Make an exact copy of all the data.

======== Records for processing

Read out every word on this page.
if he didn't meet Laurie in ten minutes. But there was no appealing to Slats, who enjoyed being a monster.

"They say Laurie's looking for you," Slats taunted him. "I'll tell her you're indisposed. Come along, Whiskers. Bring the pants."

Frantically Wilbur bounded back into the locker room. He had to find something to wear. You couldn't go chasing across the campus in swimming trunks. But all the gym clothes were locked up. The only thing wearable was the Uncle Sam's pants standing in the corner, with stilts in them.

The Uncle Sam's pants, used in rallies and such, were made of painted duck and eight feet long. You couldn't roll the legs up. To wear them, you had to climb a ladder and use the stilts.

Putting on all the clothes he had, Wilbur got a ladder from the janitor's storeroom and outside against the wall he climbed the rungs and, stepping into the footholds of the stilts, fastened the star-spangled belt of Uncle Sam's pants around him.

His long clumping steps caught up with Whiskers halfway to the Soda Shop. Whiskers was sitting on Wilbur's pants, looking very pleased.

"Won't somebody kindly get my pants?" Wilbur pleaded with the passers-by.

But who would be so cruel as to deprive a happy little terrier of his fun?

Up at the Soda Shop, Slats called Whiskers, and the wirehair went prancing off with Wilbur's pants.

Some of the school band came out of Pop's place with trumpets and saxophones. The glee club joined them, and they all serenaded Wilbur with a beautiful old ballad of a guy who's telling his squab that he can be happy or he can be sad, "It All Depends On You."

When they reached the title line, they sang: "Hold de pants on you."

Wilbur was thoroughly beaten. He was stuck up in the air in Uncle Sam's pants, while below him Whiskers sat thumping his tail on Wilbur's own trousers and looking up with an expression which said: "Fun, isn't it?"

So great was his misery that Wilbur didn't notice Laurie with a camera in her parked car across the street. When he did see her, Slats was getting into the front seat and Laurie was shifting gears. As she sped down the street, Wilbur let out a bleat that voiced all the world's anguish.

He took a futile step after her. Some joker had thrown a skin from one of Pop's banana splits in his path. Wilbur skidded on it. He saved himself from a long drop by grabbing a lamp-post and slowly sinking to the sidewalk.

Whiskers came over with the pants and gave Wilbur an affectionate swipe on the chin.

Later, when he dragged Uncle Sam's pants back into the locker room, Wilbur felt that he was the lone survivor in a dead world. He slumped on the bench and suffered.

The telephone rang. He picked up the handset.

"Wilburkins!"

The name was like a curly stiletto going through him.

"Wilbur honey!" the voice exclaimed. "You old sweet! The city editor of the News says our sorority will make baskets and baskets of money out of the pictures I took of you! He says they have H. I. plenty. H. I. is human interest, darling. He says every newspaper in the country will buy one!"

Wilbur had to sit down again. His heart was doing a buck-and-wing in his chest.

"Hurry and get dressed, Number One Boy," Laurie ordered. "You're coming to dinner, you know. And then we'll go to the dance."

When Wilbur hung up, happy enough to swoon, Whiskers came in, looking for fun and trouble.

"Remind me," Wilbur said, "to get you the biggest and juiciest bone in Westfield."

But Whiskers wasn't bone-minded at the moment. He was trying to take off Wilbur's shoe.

================

* Exercise output
Read out every word on this page.
if he didn't meet Laurie in ten minutes. But there was no appealing to Slats, who enjoyed being a monster.

"They say Laurie's looking for you," Slats taunted him. "I'll tell her you're indisposed. Come along, Whiskers. Bring the pants."

Frantically Wilbur bounded back into the locker room. He had to find something to wear. You couldn't go chasing across the campus in swimming trunks. But all the gym clothes were locked up. The only thing wearable was the Uncle Sam's pants standing in the corner, with stilts in them.

The Uncle Sam's pants, used in rallies and such, were made of painted duck and eight feet long. You couldn't roll the legs up. To wear them, you had to climb a ladder and use the stilts.

Putting on all the clothes he had, Wilbur got a ladder from the janitor's storeroom and outside against the wall he climbed the rungs and, stepping into the footholds of the stilts, fastened the star-spangled belt of Uncle Sam's pants around him.

His long clumping steps caught up with Whiskers halfway to the Soda Shop. Whiskers was sitting on Wilbur's pants, looking very pleased.

"Won't somebody kindly get my pants?" Wilbur pleaded with the passers-by.

But who would be so cruel as to deprive a happy little terrier of his fun?

Up at the Soda Shop, Slats called Whiskers, and the wirehair went prancing off with Wilbur's pants.

Some of the school band came out of Pop's place with trumpets and saxophones. The glee club joined them, and they all serenaded Wilbur with a beautiful old ballad of a guy who's telling his squab that he can be happy or he can be sad, "It All Depends On You."

When they reached the title line, they sang: "Hold de pants on you."

Wilbur was thoroughly beaten. He was stuck up in the air in Uncle Sam's pants, while below him Whiskers sat thumping his tail on Wilbur's own trousers and looking up with an expression which said: "Fun, isn't it?"

So great was his misery that Wilbur didn't notice Laurie with a camera in her parked car across the street. When he did see her, Slats was getting into the front seat and Laurie was shifting gears. As she sped down the street, Wilbur let out a bleat that voiced all the world's anguish.

He took a futile step after her. Some joker had thrown a skin from one of Pop's banana splits in his path. Wilbur skidded on it. He saved himself from a long drop by grabbing a lamp-post and slowly sinking to the sidewalk.

Whiskers came over with the pants and gave Wilbur an affectionate swipe on the chin.

Later, when he dragged Uncle Sam's pants back into the locker room, Wilbur felt that he was the lone survivor in a dead world. He slumped on the bench and suffered.

The telephone rang. He picked up the handset.

"Wilburkins!"

The name was like a curly stiletto going through him.

"Wilbur honey!" the voice exclaimed. "You old sweet! The city editor of the News says our sorority will make baskets and baskets of money out of the pictures I took of you! He says they have H. I. plenty. H. I. is human interest, darling. He says every newspaper in the country will buy one!"

Wilbur had to sit down again. His heart was doing a buck-and-wing in his chest.

"Hurry and get dressed, Number One Boy," Laurie ordered. "You're coming to dinner, you know. And then we'll go to the dance."

When Wilbur hung up, happy enough to swoon, Whiskers came in, looking for fun and trouble.

"Remind me," Wilbur said, "to get you the biggest and juiciest bone in Westfield."

But Whiskers wasn't bone-minded at the moment. He was trying to take off Wilbur's shoe.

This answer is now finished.